— START Input material —

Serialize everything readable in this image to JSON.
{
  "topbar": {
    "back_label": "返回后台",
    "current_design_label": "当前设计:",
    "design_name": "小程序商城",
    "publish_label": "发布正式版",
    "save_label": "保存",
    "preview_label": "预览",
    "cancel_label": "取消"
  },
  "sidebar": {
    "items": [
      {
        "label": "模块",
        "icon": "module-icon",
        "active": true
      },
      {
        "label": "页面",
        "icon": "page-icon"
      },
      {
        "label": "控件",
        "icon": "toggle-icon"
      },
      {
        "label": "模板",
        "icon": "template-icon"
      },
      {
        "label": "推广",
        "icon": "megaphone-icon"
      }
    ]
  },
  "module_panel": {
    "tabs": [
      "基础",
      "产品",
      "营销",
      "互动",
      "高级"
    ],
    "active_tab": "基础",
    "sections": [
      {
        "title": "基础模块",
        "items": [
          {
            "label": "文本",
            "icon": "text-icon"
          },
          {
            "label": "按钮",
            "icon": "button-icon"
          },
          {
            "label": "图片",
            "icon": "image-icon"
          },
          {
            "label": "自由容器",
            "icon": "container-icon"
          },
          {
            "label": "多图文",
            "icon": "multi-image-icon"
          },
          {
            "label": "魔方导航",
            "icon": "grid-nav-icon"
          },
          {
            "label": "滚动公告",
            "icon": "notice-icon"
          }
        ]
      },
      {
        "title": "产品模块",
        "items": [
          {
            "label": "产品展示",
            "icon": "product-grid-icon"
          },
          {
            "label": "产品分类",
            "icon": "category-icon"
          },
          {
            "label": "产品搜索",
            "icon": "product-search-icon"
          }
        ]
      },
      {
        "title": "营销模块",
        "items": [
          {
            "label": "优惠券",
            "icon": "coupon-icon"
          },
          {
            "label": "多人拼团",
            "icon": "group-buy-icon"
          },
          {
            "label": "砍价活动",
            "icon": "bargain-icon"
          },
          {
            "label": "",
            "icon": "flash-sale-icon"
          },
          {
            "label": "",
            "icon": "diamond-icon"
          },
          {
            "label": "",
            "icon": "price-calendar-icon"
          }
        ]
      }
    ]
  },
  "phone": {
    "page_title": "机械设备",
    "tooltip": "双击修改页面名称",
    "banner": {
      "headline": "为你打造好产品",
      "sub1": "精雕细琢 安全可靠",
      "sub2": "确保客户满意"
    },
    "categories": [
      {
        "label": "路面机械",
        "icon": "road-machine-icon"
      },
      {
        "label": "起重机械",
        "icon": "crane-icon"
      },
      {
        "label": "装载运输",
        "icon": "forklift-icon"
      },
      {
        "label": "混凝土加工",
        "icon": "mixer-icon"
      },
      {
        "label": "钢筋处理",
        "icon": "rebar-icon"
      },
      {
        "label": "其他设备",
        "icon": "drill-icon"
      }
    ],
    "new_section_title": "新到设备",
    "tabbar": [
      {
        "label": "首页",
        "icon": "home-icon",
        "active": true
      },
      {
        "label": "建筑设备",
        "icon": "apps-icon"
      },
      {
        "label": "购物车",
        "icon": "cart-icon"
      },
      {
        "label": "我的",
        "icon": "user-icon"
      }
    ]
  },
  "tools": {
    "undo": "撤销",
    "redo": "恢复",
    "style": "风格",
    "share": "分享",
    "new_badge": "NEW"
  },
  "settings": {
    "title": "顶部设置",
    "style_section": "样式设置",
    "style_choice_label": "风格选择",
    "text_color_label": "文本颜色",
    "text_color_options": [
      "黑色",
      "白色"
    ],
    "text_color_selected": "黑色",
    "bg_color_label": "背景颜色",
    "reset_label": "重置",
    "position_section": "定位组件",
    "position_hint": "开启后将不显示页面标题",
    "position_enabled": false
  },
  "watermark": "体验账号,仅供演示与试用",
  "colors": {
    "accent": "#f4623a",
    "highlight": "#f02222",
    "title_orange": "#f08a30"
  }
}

— END Input material —

--- Stated exercise ---
Transcribe every entry word for word.

--- Expected answer ---
Serialize everything readable in this image to JSON.
{
  "topbar": {
    "back_label": "返回后台",
    "current_design_label": "当前设计:",
    "design_name": "小程序商城",
    "publish_label": "发布正式版",
    "save_label": "保存",
    "preview_label": "预览",
    "cancel_label": "取消"
  },
  "sidebar": {
    "items": [
      {
        "label": "模块",
        "icon": "module-icon",
        "active": true
      },
      {
        "label": "页面",
        "icon": "page-icon"
      },
      {
        "label": "控件",
        "icon": "toggle-icon"
      },
      {
        "label": "模板",
        "icon": "template-icon"
      },
      {
        "label": "推广",
        "icon": "megaphone-icon"
      }
    ]
  },
  "module_panel": {
    "tabs": [
      "基础",
      "产品",
      "营销",
      "互动",
      "高级"
    ],
    "active_tab": "基础",
    "sections": [
      {
        "title": "基础模块",
        "items": [
          {
            "label": "文本",
            "icon": "text-icon"
          },
          {
            "label": "按钮",
            "icon": "button-icon"
          },
          {
            "label": "图片",
            "icon": "image-icon"
          },
          {
            "label": "自由容器",
            "icon": "container-icon"
          },
          {
            "label": "多图文",
            "icon": "multi-image-icon"
          },
          {
            "label": "魔方导航",
            "icon": "grid-nav-icon"
          },
          {
            "label": "滚动公告",
            "icon": "notice-icon"
          }
        ]
      },
      {
        "title": "产品模块",
        "items": [
          {
            "label": "产品展示",
            "icon": "product-grid-icon"
          },
          {
            "label": "产品分类",
            "icon": "category-icon"
          },
          {
            "label": "产品搜索",
            "icon": "product-search-icon"
          }
        ]
      },
      {
        "title": "营销模块",
        "items": [
          {
            "label": "优惠券",
            "icon": "coupon-icon"
          },
          {
            "label": "多人拼团",
            "icon": "group-buy-icon"
          },
          {
            "label": "砍价活动",
            "icon": "bargain-icon"
          },
          {
            "label": "",
            "icon": "flash-sale-icon"
          },
          {
            "label": "",
            "icon": "diamond-icon"
          },
          {
            "label": "",
            "icon": "price-calendar-icon"
          }
        ]
      }
    ]
  },
  "phone": {
    "page_title": "机械设备",
    "tooltip": "双击修改页面名称",
    "banner": {
      "headline": "为你打造好产品",
      "sub1": "精雕细琢 安全可靠",
      "sub2": "确保客户满意"
    },
    "categories": [
      {
        "label": "路面机械",
        "icon": "road-machine-icon"
      },
      {
        "label": "起重机械",
        "icon": "crane-icon"
      },
      {
        "label": "装载运输",
        "icon": "forklift-icon"
      },
      {
        "label": "混凝土加工",
        "icon": "mixer-icon"
      },
      {
        "label": "钢筋处理",
        "icon": "rebar-icon"
      },
      {
        "label": "其他设备",
        "icon": "drill-icon"
      }
    ],
    "new_section_title": "新到设备",
    "tabbar": [
      {
        "label": "首页",
        "icon": "home-icon",
        "active": true
      },
      {
        "label": "建筑设备",
        "icon": "apps-icon"
      },
      {
        "label": "购物车",
        "icon": "cart-icon"
      },
      {
        "label": "我的",
        "icon": "user-icon"
      }
    ]
  },
  "tools": {
    "undo": "撤销",
    "redo": "恢复",
    "style": "风格",
    "share": "分享",
    "new_badge": "NEW"
  },
  "settings": {
    "title": "顶部设置",
    "style_section": "样式设置",
    "style_choice_label": "风格选择",
    "text_color_label": "文本颜色",
    "text_color_options": [
      "黑色",
      "白色"
    ],
    "text_color_selected": "黑色",
    "bg_color_label": "背景颜色",
    "reset_label": "重置",
    "position_section": "定位组件",
    "position_hint": "开启后将不显示页面标题",
    "position_enabled": false
  },
  "watermark": "体验账号,仅供演示与试用",
  "colors": {
    "accent": "#f4623a",
    "highlight": "#f02222",
    "title_orange": "#f08a30"
  }
}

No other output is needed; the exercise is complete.